WORK INSTRUCTIONS.
Check each line of the listing below for the word "That" and say how many lines have it. Nothing else should be written.

[Stored data]
● ● ● ●

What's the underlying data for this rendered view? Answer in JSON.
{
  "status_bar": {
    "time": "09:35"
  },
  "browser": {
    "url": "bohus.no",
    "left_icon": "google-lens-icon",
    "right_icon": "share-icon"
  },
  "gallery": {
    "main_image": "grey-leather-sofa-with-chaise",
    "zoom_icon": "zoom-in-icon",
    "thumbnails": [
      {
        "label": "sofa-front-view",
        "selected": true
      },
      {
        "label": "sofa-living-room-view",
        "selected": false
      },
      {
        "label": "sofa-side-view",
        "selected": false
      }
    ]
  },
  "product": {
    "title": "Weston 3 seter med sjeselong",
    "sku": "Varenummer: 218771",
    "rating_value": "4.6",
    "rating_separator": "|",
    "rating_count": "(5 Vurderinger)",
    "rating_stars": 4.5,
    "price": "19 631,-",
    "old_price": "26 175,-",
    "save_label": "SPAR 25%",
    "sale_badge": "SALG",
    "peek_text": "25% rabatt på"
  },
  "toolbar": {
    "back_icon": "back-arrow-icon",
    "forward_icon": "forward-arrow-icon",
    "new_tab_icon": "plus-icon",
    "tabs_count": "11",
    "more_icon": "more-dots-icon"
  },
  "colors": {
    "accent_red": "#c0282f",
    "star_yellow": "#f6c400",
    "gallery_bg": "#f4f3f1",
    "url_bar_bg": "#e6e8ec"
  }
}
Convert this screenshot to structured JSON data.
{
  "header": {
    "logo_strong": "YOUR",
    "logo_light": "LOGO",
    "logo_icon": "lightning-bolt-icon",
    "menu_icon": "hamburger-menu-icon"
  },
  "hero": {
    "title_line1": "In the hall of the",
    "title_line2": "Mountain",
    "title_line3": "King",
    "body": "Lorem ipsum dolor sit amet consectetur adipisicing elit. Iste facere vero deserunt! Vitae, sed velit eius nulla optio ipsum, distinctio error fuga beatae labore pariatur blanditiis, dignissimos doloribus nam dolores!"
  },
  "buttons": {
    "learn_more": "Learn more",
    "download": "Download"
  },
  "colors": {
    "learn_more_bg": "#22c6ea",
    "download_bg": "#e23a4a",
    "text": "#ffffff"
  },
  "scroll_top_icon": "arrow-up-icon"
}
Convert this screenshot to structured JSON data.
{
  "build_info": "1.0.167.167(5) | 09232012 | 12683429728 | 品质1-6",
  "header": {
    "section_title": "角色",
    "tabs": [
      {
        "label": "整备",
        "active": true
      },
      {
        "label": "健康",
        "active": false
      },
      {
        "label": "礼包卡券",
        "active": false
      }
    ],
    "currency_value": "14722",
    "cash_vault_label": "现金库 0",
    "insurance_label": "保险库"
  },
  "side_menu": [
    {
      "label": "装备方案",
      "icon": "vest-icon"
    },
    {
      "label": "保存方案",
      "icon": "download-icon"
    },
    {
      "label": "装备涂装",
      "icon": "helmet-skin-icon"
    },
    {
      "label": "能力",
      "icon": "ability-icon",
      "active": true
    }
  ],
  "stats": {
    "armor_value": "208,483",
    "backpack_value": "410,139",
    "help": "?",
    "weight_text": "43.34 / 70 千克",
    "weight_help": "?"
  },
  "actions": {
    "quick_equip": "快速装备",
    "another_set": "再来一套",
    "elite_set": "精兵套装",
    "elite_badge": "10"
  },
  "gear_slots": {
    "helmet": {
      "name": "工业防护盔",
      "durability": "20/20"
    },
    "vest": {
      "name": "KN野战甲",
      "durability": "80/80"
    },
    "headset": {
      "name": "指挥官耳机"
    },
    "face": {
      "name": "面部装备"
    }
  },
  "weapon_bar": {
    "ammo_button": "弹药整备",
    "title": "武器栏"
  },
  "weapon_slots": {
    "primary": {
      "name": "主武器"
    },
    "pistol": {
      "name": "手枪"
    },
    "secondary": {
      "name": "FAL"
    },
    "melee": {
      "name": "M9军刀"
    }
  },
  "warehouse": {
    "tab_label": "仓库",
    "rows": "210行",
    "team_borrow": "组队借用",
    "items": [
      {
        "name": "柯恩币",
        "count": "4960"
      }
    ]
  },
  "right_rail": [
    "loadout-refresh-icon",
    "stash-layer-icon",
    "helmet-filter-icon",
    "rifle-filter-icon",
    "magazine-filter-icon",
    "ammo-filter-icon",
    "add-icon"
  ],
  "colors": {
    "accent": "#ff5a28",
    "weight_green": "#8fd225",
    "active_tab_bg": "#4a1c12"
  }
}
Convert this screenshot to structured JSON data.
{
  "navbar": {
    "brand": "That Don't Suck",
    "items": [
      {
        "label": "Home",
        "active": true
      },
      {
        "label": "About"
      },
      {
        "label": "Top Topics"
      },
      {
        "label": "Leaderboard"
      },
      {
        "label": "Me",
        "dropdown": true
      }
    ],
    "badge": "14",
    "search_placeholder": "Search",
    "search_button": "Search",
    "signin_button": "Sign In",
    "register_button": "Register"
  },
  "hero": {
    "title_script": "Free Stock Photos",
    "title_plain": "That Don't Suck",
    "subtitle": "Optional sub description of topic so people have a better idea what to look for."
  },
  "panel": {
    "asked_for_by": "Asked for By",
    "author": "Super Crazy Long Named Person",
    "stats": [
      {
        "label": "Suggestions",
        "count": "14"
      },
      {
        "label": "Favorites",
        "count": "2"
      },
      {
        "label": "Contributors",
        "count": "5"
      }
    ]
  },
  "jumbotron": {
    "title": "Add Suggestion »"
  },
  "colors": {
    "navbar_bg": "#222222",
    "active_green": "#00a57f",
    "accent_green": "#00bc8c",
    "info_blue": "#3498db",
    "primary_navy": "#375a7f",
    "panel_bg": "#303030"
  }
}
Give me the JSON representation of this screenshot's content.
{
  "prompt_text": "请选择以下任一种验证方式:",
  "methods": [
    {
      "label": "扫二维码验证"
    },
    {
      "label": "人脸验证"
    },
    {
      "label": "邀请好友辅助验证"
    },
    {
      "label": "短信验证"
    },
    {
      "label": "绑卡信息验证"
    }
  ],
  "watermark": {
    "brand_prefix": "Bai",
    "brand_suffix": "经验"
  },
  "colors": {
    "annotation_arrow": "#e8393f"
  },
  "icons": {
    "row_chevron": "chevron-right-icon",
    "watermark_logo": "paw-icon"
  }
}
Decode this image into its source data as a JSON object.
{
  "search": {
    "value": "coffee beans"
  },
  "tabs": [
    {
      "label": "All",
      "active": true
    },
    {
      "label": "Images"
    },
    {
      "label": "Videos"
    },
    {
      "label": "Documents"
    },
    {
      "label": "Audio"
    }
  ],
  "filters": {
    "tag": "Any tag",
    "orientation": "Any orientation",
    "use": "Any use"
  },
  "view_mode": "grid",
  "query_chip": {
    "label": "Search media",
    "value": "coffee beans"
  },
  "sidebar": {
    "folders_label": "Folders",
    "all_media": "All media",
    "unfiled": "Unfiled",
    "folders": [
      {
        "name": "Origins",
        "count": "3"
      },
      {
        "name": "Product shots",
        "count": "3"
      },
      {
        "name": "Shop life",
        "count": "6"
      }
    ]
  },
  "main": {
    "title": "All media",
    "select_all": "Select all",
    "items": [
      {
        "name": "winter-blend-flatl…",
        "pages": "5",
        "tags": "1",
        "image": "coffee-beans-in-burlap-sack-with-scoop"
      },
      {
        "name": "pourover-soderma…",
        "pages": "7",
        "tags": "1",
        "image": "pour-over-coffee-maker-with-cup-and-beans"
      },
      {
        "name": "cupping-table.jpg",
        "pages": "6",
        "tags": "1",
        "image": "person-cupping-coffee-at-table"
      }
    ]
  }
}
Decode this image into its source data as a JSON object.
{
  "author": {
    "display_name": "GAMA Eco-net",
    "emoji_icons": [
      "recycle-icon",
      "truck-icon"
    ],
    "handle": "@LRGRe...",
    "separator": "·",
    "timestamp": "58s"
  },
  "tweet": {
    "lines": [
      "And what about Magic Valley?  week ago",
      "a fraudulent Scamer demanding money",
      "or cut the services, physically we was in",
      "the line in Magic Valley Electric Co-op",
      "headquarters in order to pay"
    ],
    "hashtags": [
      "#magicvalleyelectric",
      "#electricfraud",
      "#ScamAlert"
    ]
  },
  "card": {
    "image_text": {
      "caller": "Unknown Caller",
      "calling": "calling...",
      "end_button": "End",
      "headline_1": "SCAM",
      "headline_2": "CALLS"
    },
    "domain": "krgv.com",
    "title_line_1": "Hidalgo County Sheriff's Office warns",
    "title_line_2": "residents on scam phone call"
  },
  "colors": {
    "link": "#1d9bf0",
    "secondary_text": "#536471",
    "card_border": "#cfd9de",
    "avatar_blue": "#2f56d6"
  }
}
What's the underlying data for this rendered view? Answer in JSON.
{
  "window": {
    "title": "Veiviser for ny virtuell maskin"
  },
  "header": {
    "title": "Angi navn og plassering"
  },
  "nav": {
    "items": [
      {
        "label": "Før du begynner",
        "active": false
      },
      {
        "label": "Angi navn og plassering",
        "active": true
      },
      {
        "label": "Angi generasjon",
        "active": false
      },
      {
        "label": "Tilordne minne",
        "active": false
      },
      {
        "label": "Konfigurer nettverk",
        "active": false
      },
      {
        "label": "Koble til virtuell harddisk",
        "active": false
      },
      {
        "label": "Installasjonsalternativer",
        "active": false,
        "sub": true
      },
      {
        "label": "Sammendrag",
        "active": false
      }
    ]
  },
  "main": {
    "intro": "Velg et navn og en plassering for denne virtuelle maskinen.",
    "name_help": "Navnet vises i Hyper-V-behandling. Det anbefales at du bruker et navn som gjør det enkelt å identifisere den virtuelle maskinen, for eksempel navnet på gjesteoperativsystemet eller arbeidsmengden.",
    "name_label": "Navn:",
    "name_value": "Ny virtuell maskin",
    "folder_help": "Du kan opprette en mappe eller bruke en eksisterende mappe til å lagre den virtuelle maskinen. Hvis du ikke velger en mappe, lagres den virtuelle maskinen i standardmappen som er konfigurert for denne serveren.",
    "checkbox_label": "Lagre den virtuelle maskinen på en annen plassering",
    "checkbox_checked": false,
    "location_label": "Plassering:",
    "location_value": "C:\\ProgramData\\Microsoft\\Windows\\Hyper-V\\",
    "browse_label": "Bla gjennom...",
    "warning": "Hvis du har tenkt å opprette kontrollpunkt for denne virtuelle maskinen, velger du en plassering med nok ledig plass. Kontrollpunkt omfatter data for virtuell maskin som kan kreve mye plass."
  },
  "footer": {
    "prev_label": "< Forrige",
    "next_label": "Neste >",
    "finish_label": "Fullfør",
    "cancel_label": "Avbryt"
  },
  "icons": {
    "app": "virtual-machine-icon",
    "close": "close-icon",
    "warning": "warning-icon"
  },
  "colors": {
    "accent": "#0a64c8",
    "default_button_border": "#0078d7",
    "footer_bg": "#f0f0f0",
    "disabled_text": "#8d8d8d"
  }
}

● ● ● ●

REPLY.
2